**What is needed**: Copy each line holding the string "measurement".

**Data excerpts**:
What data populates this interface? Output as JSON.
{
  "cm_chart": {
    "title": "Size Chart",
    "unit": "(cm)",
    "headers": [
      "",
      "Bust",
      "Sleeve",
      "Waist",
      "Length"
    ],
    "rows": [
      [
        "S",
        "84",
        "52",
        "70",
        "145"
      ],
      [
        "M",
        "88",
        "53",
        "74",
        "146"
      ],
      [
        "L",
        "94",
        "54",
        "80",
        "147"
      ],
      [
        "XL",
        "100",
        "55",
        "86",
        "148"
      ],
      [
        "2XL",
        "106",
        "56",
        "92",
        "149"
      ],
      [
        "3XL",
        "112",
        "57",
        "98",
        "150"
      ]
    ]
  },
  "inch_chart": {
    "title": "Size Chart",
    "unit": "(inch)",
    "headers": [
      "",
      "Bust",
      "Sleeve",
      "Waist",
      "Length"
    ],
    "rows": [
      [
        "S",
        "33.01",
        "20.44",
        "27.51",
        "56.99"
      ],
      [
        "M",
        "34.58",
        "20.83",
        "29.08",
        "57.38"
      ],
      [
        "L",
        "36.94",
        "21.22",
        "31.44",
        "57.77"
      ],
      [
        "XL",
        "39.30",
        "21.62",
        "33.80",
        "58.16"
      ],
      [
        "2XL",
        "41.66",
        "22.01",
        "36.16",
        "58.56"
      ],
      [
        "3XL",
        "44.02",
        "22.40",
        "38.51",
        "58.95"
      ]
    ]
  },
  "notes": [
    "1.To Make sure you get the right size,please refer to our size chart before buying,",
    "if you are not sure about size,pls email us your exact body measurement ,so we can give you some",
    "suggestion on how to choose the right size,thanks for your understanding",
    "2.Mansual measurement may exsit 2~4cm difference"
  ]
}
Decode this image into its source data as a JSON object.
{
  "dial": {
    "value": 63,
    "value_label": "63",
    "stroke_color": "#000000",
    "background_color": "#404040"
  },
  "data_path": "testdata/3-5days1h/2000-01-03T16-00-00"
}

**Response for this exercise**:
    "if you are not sure about size,pls email us your exact body measurement ,so we can give you some",
    "2.Mansual measurement may exsit 2~4cm difference"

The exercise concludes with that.